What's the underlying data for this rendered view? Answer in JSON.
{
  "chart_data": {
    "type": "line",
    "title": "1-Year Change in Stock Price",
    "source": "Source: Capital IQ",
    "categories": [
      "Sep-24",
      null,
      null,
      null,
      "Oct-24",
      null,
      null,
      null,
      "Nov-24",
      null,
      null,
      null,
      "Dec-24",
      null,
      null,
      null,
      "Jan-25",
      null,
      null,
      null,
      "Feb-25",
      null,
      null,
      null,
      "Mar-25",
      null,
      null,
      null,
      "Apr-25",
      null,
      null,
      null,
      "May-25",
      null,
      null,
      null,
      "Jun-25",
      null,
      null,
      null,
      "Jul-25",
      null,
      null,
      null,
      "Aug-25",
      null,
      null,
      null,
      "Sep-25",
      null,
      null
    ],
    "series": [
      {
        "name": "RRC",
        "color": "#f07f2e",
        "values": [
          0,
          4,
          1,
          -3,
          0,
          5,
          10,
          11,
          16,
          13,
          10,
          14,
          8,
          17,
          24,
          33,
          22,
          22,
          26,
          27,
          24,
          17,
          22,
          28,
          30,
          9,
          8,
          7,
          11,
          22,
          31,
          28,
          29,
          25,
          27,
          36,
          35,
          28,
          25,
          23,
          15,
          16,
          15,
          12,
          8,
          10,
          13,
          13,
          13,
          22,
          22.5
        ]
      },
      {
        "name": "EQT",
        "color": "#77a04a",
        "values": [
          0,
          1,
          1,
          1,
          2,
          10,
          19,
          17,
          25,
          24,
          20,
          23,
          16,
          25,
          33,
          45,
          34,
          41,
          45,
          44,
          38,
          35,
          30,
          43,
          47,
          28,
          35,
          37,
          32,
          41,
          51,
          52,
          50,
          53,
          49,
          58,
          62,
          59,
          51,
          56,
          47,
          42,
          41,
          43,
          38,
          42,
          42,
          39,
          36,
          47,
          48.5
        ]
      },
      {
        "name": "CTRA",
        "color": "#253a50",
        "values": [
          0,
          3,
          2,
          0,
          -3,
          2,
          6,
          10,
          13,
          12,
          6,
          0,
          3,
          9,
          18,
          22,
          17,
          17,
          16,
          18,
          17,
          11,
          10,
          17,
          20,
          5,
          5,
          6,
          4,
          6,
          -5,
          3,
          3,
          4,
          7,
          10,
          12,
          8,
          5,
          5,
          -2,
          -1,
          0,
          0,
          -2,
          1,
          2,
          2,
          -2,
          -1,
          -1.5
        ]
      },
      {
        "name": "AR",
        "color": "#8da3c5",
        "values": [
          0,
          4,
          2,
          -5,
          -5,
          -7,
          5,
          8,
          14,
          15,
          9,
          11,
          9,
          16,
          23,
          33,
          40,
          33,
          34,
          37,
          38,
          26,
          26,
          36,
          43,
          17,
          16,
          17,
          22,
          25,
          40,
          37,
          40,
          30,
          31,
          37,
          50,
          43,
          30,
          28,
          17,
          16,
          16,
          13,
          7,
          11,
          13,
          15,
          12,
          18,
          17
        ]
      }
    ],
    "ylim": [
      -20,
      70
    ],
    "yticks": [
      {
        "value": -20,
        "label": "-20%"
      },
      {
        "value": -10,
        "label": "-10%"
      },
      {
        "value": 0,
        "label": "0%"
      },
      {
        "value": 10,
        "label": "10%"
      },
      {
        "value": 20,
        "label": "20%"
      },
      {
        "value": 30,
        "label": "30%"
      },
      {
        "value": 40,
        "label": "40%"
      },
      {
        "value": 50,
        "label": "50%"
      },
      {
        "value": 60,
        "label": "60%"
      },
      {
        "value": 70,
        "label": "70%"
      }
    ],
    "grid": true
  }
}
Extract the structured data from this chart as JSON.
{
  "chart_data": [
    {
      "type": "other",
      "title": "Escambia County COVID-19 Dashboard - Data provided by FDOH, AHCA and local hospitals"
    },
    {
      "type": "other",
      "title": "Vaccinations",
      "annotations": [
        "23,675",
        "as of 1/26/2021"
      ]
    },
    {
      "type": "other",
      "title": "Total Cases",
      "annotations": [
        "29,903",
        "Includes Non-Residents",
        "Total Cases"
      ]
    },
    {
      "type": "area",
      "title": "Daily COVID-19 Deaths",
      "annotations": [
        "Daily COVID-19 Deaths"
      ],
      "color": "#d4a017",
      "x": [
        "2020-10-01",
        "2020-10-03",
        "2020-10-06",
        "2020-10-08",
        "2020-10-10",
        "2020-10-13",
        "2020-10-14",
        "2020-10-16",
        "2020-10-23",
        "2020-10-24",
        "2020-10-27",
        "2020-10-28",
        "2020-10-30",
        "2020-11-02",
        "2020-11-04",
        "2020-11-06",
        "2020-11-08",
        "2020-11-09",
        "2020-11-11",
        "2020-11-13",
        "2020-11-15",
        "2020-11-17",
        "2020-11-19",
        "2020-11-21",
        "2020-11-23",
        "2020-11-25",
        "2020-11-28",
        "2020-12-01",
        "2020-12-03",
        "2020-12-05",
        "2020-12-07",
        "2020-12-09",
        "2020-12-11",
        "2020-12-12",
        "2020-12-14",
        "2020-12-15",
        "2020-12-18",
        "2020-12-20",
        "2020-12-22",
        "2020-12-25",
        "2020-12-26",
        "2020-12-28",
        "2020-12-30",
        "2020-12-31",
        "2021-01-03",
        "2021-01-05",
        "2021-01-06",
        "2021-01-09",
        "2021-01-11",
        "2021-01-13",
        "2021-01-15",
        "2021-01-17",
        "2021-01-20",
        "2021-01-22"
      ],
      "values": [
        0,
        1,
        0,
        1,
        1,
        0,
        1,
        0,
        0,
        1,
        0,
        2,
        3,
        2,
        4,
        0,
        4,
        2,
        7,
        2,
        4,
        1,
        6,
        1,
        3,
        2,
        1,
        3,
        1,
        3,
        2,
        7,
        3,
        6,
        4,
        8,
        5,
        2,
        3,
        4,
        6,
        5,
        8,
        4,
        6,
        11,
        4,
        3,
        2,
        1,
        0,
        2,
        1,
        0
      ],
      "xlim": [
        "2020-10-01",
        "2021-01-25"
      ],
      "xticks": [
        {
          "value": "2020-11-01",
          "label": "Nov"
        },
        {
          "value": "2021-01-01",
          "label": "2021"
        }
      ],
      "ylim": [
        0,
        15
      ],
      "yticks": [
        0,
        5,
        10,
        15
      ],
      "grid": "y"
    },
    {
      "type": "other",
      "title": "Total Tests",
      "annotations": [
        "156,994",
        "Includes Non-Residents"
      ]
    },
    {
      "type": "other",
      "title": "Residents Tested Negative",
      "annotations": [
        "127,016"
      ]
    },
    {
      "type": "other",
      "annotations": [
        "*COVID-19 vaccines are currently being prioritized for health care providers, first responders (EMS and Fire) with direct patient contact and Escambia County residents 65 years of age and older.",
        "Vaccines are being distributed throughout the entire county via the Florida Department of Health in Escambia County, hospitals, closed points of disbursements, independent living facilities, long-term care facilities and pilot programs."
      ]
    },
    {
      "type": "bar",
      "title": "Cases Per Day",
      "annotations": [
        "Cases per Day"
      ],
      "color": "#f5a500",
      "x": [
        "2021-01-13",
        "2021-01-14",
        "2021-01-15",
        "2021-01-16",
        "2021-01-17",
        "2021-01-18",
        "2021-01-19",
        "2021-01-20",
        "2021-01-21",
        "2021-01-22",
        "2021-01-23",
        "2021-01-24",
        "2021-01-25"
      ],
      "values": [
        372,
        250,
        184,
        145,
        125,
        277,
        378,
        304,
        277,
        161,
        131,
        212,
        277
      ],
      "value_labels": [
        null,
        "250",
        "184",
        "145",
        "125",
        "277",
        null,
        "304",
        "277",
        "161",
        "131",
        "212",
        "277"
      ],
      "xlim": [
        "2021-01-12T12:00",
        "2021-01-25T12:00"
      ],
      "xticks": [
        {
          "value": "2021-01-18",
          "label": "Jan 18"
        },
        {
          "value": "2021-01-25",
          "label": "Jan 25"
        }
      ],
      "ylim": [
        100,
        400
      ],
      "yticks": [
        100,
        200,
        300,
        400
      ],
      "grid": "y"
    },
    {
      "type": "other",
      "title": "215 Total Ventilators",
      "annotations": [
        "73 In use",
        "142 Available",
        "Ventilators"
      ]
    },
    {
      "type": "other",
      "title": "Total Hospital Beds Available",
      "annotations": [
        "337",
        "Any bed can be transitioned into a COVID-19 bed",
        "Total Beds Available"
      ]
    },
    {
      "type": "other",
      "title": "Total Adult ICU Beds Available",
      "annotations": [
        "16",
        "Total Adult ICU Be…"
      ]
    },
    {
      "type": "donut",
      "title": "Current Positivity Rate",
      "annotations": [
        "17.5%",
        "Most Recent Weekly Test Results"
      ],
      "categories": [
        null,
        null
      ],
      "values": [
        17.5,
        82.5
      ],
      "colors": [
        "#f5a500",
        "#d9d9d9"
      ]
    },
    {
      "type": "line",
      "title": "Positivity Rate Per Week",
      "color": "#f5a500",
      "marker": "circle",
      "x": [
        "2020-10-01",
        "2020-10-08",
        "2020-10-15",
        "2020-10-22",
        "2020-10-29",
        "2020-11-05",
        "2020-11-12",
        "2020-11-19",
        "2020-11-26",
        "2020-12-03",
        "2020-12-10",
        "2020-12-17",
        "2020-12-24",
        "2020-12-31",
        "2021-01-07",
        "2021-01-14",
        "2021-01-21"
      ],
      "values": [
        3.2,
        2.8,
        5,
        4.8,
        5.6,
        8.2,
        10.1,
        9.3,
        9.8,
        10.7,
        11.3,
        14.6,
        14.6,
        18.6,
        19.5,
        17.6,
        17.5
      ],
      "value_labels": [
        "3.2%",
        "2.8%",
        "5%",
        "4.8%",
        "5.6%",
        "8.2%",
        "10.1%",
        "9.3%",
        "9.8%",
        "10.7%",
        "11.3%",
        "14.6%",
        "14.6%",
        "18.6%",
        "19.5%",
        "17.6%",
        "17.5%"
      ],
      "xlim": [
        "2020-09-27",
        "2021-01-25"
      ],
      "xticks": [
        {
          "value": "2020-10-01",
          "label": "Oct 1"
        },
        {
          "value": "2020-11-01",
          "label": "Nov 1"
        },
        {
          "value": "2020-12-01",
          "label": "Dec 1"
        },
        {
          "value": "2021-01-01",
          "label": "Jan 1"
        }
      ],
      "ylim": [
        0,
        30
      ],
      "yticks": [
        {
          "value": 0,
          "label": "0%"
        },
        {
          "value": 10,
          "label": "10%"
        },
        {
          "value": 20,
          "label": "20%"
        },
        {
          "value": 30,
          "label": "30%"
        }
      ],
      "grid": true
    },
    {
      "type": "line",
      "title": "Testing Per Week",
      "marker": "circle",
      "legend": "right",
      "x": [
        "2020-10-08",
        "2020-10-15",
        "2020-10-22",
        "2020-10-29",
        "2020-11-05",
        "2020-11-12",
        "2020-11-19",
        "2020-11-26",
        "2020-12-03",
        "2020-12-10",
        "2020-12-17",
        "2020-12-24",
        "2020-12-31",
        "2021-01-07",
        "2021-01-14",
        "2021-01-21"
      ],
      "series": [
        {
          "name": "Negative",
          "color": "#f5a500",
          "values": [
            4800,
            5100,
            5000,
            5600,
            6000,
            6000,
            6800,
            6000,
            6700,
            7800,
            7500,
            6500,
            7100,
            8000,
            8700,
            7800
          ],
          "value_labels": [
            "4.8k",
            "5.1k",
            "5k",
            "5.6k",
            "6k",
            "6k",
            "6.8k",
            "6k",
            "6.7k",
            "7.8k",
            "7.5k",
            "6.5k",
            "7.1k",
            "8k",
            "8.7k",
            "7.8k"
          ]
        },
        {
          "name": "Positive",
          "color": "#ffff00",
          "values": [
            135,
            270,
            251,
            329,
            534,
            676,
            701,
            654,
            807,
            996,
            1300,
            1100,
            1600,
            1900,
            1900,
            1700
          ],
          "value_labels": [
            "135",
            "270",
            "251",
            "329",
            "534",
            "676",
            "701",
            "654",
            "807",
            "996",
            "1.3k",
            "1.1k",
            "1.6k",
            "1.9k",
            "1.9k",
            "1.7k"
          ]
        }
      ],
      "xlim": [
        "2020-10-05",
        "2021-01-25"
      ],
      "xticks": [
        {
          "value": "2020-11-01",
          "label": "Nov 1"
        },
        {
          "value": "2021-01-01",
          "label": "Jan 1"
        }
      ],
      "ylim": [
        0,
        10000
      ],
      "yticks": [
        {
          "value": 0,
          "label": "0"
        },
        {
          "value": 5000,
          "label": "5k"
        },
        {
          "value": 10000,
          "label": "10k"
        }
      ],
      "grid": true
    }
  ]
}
--
* [Directive]: For each line in the data above that contains the string "being", extract the line.

* [Solution to the problem]:
        "*COVID-19 vaccines are currently being prioritized for health care providers, first responders (EMS and Fire) with direct patient contact and Escambia County residents 65 years of age and older.",
        "Vaccines are being distributed throughout the entire county via the Florida Department of Health in Escambia County, hospitals, closed points of disbursements, independent living facilities, long-term care facilities and pilot programs."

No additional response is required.